RECORDS SHOWN:
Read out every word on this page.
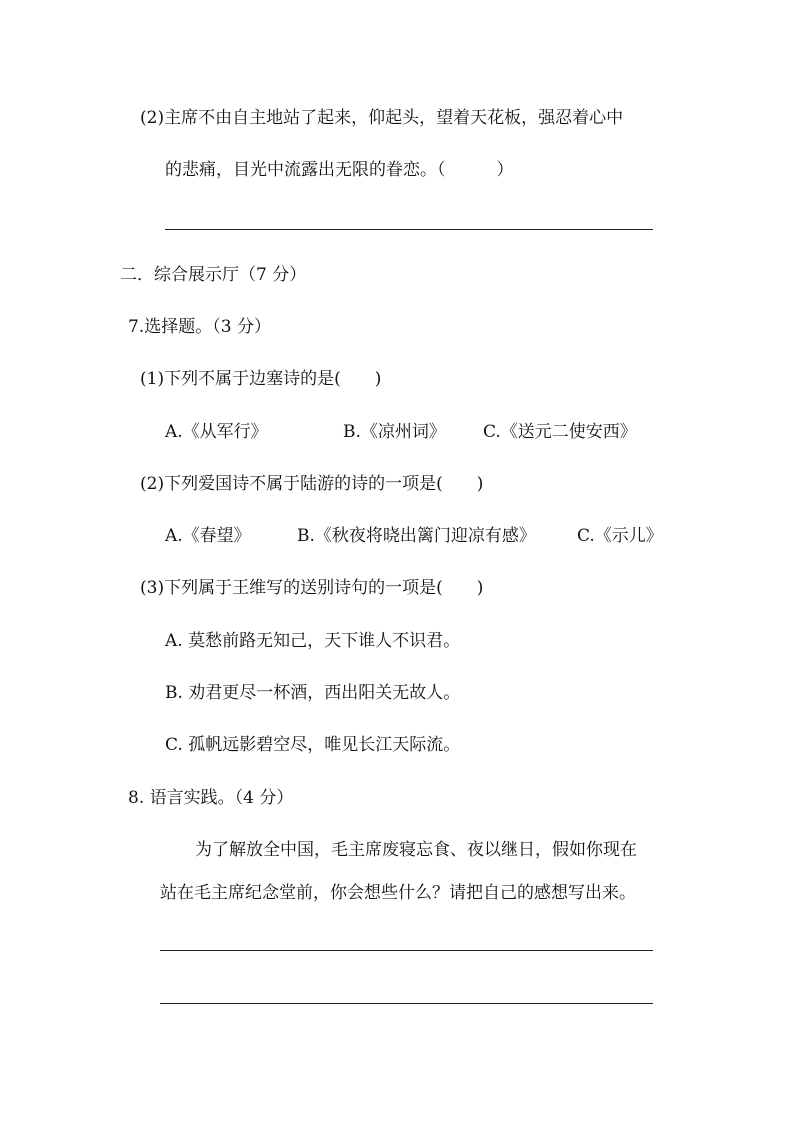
(2)主席不由自主地站了起来，仰起头，望着天花板，强忍着心中
的悲痛，目光中流露出无限的眷恋。（　　　）
二．综合展示厅（7 分）
7.选择题。（3 分）
(1)下列不属于边塞诗的是(　　)
A.《从军行》	B.《凉州词》 C.《送元二使安西》
(2)下列爱国诗不属于陆游的诗的一项是(　　)
A.《春望》	B.《秋夜将晓出篱门迎凉有感》 C.《示儿》
(3)下列属于王维写的送别诗句的一项是(　　)
A. 莫愁前路无知己，天下谁人不识君。
B. 劝君更尽一杯酒，西出阳关无故人。
C. 孤帆远影碧空尽，唯见长江天际流。
8. 语言实践。（4 分）
为了解放全中国，毛主席废寝忘食、夜以继日，假如你现在
站在毛主席纪念堂前，你会想些什么？请把自己的感想写出来。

WHAT THIS TASK INVOLVES:
All of the lines above should be printed exactly, minus the pictures.

ANSWER BELOW:
Read out every word on this page.
(2)主席不由自主地站了起来，仰起头，望着天花板，强忍着心中
的悲痛，目光中流露出无限的眷恋。（　　　）
二．综合展示厅（7 分）
7.选择题。（3 分）
(1)下列不属于边塞诗的是(　　)
A.《从军行》	B.《凉州词》 C.《送元二使安西》
(2)下列爱国诗不属于陆游的诗的一项是(　　)
A.《春望》	B.《秋夜将晓出篱门迎凉有感》 C.《示儿》
(3)下列属于王维写的送别诗句的一项是(　　)
A. 莫愁前路无知己，天下谁人不识君。
B. 劝君更尽一杯酒，西出阳关无故人。
C. 孤帆远影碧空尽，唯见长江天际流。
8. 语言实践。（4 分）
为了解放全中国，毛主席废寝忘食、夜以继日，假如你现在
站在毛主席纪念堂前，你会想些什么？请把自己的感想写出来。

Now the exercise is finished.